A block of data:
------------------------

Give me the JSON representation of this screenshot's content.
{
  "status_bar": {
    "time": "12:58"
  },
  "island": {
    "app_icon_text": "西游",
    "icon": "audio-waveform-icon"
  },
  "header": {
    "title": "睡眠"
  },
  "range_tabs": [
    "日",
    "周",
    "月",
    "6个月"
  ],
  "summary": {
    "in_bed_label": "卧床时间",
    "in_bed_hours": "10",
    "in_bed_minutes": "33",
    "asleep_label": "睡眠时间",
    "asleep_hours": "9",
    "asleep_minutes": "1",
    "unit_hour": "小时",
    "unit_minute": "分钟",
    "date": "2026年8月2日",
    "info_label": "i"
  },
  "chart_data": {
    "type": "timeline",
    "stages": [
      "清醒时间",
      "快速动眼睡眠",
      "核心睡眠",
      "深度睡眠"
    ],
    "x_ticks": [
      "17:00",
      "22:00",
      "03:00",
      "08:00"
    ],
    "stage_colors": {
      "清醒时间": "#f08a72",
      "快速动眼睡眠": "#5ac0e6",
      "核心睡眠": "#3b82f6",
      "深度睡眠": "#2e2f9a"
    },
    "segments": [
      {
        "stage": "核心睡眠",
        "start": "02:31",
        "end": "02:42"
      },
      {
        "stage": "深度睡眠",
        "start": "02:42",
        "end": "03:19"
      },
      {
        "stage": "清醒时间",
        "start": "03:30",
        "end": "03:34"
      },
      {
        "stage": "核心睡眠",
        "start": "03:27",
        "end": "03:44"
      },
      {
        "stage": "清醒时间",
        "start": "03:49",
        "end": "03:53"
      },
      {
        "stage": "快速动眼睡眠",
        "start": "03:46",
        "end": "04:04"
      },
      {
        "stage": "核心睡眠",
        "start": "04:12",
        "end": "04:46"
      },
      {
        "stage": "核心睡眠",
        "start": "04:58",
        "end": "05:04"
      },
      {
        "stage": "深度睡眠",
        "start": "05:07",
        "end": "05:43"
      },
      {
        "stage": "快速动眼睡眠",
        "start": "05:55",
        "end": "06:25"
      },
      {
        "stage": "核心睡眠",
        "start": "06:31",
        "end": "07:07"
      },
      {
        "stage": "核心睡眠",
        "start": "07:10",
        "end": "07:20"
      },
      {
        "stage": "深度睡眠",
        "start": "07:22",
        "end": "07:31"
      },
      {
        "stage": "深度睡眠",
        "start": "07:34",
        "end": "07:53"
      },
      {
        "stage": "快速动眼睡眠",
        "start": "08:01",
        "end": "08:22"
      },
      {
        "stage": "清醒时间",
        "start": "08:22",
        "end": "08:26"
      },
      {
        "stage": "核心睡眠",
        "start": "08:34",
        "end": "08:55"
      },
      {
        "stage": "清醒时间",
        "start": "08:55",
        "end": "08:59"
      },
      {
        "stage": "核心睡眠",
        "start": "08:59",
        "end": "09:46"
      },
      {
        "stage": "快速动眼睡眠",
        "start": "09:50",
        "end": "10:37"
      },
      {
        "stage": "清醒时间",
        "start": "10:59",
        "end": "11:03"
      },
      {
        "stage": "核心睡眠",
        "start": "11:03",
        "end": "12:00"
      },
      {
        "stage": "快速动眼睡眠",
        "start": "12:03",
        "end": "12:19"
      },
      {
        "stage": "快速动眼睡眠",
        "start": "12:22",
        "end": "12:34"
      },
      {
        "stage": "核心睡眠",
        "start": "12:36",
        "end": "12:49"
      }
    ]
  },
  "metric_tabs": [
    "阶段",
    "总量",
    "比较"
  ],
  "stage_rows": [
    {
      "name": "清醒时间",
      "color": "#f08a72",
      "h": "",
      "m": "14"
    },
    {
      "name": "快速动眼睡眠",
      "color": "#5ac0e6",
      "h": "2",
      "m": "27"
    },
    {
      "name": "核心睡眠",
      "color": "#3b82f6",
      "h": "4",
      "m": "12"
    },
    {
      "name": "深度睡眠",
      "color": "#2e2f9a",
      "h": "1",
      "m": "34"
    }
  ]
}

------------------------

> [EXERCISE INSTRUCTIONS]: Locate the lines above that contain "name" and copy them.

> [TASK OUTPUT]:
      "name": "清醒时间",
      "name": "快速动眼睡眠",
      "name": "核心睡眠",
      "name": "深度睡眠",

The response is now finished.